=== Article ===
Mr Edmund Sullivan chairman of MEED said that "With more than USD 2 trillion worth of projects underway in the region, there has never been a greater need for efficient air cooling systems."
District cooling services significantly reduce both energy costs and the environment impact by reducing the amount of power required and increasing efficiency.
The participants also discussed the challenges being faced by the district cooling industry. They cited the issues of infrastructure support needed for all utilities and financial support.
Tabreed to double capacity in 2009
UAE based cooling Tabreed said that it expects to double capacity next year to 1 million tonnes refrigerant, with most of the extra capacity to be added in the United Arab Emirates.
Mr Karl Marietta deputy CEO of Tabreed said that "The district cooling industry is going to be on a fast growth rate for a few years." He added that Tabreed, which builds cooling, and air conditioning systems, plans to manage about 500,000 tonnes refrigerant by the end of 2008 and as much as 1.5 million tonnes by the end of 2010.

=== Information shown ===

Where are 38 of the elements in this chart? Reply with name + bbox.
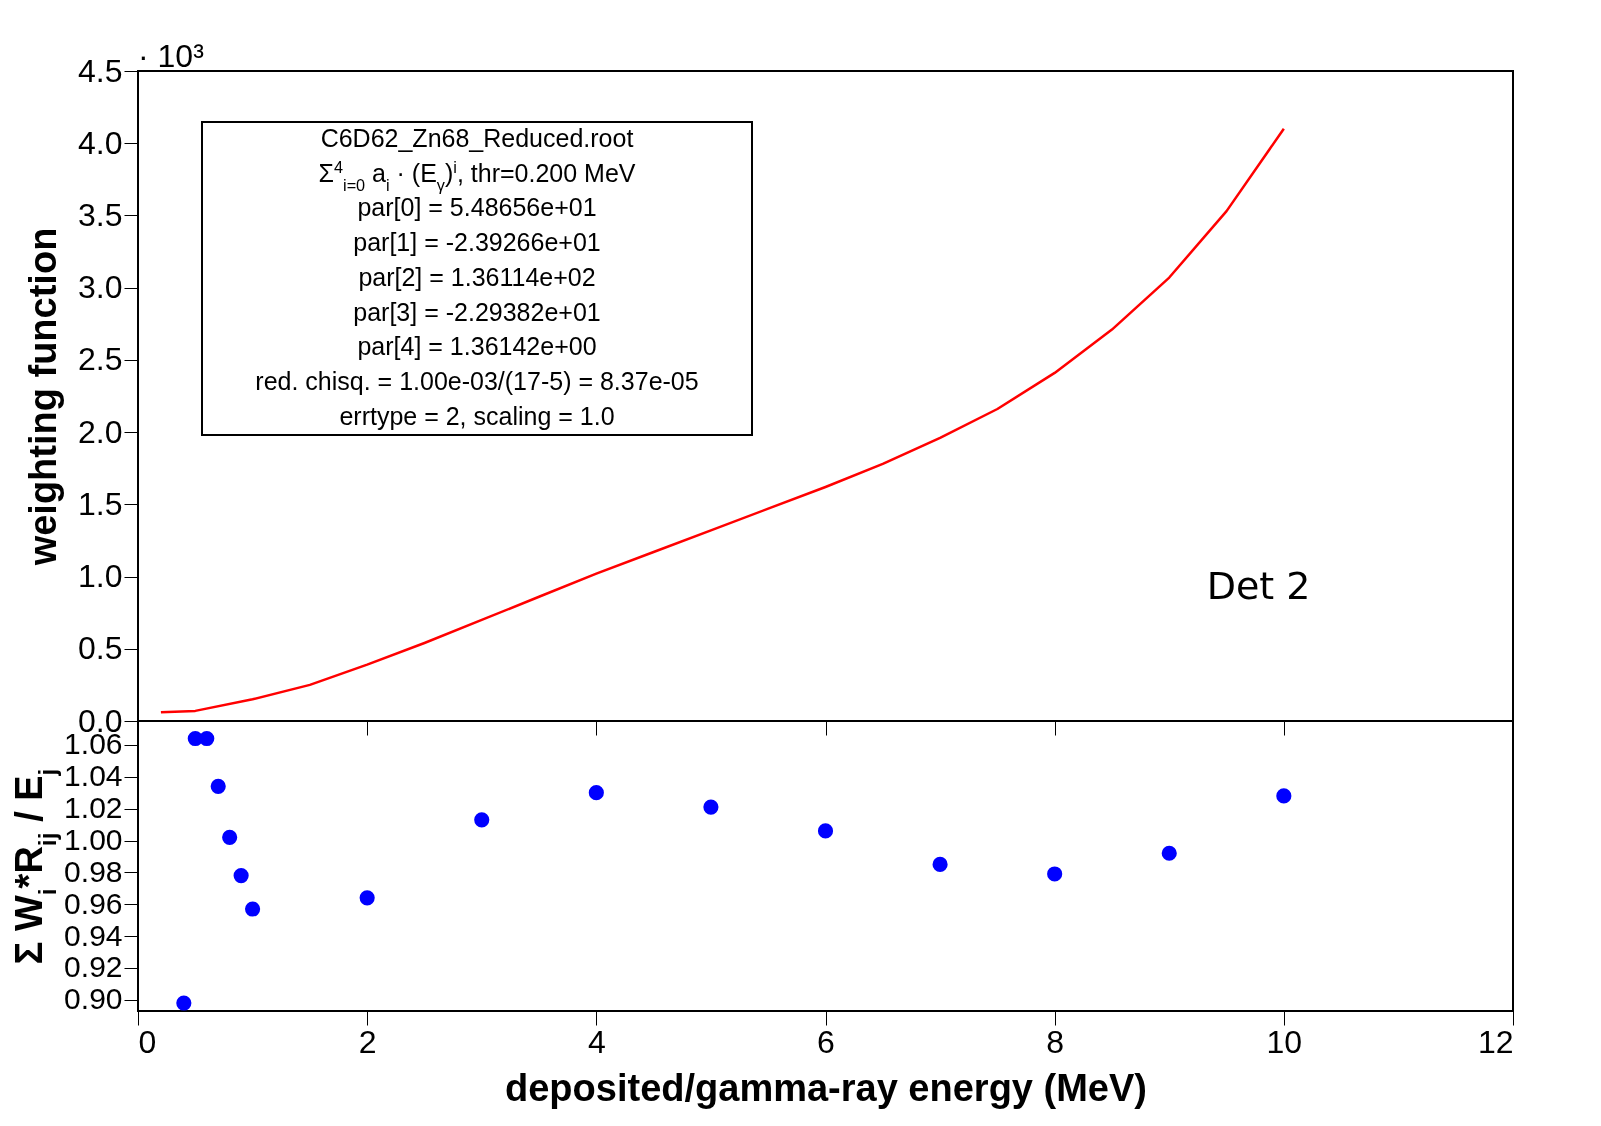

=== Task directions ===
Print the stretch of the district cooling article from "District cooling services" through "end of 2010.". The data here were taken from a separate source.

=== Answer to this problem ===
District cooling services significantly reduce both energy costs and the environment impact by reducing the amount of power required and increasing efficiency.
The participants also discussed the challenges being faced by the district cooling industry. They cited the issues of infrastructure support needed for all utilities and financial support.
Tabreed to double capacity in 2009
UAE based cooling Tabreed said that it expects to double capacity next year to 1 million tonnes refrigerant, with most of the extra capacity to be added in the United Arab Emirates.
Mr Karl Marietta deputy CEO of Tabreed said that "The district cooling industry is going to be on a fast growth rate for a few years." He added that Tabreed, which builds cooling, and air conditioning systems, plans to manage about 500,000 tonnes refrigerant by the end of 2008 and as much as 1.5 million tonnes by the end of 2010.